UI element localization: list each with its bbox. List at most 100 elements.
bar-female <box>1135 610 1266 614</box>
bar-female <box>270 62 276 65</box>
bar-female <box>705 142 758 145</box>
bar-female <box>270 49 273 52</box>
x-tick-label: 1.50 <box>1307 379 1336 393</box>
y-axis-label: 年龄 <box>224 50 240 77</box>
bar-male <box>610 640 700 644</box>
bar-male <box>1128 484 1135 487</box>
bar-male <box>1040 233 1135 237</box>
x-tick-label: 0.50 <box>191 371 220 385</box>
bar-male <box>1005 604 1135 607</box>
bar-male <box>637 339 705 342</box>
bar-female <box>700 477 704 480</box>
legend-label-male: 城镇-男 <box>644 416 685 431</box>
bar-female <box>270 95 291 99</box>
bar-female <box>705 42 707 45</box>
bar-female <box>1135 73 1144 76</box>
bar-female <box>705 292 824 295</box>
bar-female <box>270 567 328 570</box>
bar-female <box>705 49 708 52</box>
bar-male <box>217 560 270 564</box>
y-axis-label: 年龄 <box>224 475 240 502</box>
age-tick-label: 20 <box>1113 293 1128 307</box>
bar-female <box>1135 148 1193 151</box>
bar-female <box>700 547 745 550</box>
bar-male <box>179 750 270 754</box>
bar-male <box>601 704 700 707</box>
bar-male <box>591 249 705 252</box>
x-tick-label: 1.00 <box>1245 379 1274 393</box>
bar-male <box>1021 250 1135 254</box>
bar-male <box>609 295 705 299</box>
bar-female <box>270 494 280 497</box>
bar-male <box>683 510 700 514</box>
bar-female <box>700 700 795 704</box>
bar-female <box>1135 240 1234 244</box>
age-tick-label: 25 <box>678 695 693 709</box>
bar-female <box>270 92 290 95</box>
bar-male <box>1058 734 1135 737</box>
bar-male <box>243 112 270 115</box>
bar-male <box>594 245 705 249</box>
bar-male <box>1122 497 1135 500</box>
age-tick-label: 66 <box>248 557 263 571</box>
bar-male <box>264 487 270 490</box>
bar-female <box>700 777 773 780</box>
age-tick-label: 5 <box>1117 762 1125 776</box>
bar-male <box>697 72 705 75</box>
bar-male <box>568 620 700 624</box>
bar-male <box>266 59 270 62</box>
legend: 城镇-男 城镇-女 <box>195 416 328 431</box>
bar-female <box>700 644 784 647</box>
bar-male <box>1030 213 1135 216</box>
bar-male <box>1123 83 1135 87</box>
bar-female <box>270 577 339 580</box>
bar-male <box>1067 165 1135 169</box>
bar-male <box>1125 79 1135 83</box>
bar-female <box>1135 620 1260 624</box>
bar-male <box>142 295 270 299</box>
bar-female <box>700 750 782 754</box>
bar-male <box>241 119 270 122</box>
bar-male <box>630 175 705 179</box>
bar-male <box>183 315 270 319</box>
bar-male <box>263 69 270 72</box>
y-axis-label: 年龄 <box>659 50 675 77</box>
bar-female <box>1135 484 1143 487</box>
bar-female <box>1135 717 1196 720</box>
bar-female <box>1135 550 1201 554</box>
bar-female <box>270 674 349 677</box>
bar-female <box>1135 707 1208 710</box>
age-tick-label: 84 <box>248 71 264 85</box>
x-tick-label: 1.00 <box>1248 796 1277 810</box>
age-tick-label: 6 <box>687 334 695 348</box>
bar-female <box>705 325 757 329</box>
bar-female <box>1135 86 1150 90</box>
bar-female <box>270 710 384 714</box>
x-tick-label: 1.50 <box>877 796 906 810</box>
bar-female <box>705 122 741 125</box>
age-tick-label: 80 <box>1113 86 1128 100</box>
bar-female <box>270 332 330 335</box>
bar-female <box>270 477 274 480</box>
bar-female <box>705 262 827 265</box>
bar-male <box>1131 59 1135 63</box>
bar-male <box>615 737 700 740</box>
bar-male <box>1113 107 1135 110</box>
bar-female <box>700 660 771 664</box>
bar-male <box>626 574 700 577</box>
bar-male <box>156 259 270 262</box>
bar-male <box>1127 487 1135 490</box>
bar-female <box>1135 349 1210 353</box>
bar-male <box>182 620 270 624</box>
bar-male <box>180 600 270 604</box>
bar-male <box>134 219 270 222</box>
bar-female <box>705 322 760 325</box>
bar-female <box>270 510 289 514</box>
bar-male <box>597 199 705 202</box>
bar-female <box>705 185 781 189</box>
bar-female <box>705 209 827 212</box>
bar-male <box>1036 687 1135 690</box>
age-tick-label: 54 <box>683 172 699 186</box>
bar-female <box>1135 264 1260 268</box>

Given instruction =>
Can you write out all of these lines again, swapping "x-tick-label" for "x-axis-tick" each time it appears and leaving everything else unchanged?

Answer to the problem =>
UI element localization: list each with its bbox. List at most 100 elements.
bar-female <box>1135 610 1266 614</box>
bar-female <box>270 62 276 65</box>
bar-female <box>705 142 758 145</box>
bar-female <box>270 49 273 52</box>
x-axis-tick: 1.50 <box>1307 379 1336 393</box>
y-axis-label: 年龄 <box>224 50 240 77</box>
bar-male <box>610 640 700 644</box>
bar-male <box>1128 484 1135 487</box>
bar-male <box>1040 233 1135 237</box>
x-axis-tick: 0.50 <box>191 371 220 385</box>
bar-male <box>1005 604 1135 607</box>
bar-male <box>637 339 705 342</box>
bar-female <box>700 477 704 480</box>
legend-label-male: 城镇-男 <box>644 416 685 431</box>
bar-female <box>270 95 291 99</box>
bar-female <box>705 42 707 45</box>
bar-female <box>1135 73 1144 76</box>
bar-female <box>705 292 824 295</box>
bar-female <box>270 567 328 570</box>
bar-female <box>705 49 708 52</box>
bar-male <box>217 560 270 564</box>
y-axis-label: 年龄 <box>224 475 240 502</box>
age-tick-label: 20 <box>1113 293 1128 307</box>
bar-female <box>1135 148 1193 151</box>
bar-female <box>700 547 745 550</box>
bar-male <box>179 750 270 754</box>
bar-male <box>601 704 700 707</box>
bar-male <box>591 249 705 252</box>
x-axis-tick: 1.00 <box>1245 379 1274 393</box>
bar-male <box>1021 250 1135 254</box>
bar-male <box>609 295 705 299</box>
bar-female <box>270 494 280 497</box>
bar-male <box>683 510 700 514</box>
bar-female <box>700 700 795 704</box>
bar-female <box>1135 240 1234 244</box>
age-tick-label: 25 <box>678 695 693 709</box>
bar-female <box>270 92 290 95</box>
bar-male <box>1058 734 1135 737</box>
bar-male <box>243 112 270 115</box>
bar-male <box>594 245 705 249</box>
bar-male <box>1122 497 1135 500</box>
age-tick-label: 66 <box>248 557 263 571</box>
bar-male <box>264 487 270 490</box>
bar-female <box>700 777 773 780</box>
age-tick-label: 5 <box>1117 762 1125 776</box>
bar-male <box>697 72 705 75</box>
bar-male <box>568 620 700 624</box>
bar-male <box>266 59 270 62</box>
legend: 城镇-男 城镇-女 <box>195 416 328 431</box>
bar-female <box>700 644 784 647</box>
bar-male <box>1030 213 1135 216</box>
bar-male <box>1123 83 1135 87</box>
bar-female <box>270 577 339 580</box>
bar-male <box>1067 165 1135 169</box>
bar-male <box>1125 79 1135 83</box>
bar-female <box>1135 620 1260 624</box>
bar-male <box>142 295 270 299</box>
bar-female <box>700 750 782 754</box>
bar-male <box>241 119 270 122</box>
bar-male <box>630 175 705 179</box>
bar-male <box>183 315 270 319</box>
bar-male <box>263 69 270 72</box>
y-axis-label: 年龄 <box>659 50 675 77</box>
bar-female <box>1135 484 1143 487</box>
bar-female <box>1135 717 1196 720</box>
bar-female <box>1135 550 1201 554</box>
bar-female <box>270 674 349 677</box>
bar-female <box>1135 707 1208 710</box>
age-tick-label: 84 <box>248 71 264 85</box>
x-axis-tick: 1.00 <box>1248 796 1277 810</box>
age-tick-label: 6 <box>687 334 695 348</box>
bar-female <box>705 325 757 329</box>
bar-female <box>1135 86 1150 90</box>
bar-female <box>270 710 384 714</box>
x-axis-tick: 1.50 <box>877 796 906 810</box>
bar-female <box>705 122 741 125</box>
age-tick-label: 80 <box>1113 86 1128 100</box>
bar-female <box>270 332 330 335</box>
bar-female <box>270 477 274 480</box>
bar-female <box>705 262 827 265</box>
bar-male <box>1131 59 1135 63</box>
bar-male <box>615 737 700 740</box>
bar-male <box>1113 107 1135 110</box>
bar-female <box>700 660 771 664</box>
bar-male <box>626 574 700 577</box>
bar-male <box>156 259 270 262</box>
bar-male <box>1127 487 1135 490</box>
bar-female <box>1135 349 1210 353</box>
bar-male <box>182 620 270 624</box>
bar-male <box>180 600 270 604</box>
bar-male <box>134 219 270 222</box>
bar-female <box>705 322 760 325</box>
bar-female <box>270 510 289 514</box>
bar-male <box>597 199 705 202</box>
bar-female <box>705 185 781 189</box>
bar-female <box>705 209 827 212</box>
bar-male <box>1036 687 1135 690</box>
age-tick-label: 54 <box>683 172 699 186</box>
bar-female <box>1135 264 1260 268</box>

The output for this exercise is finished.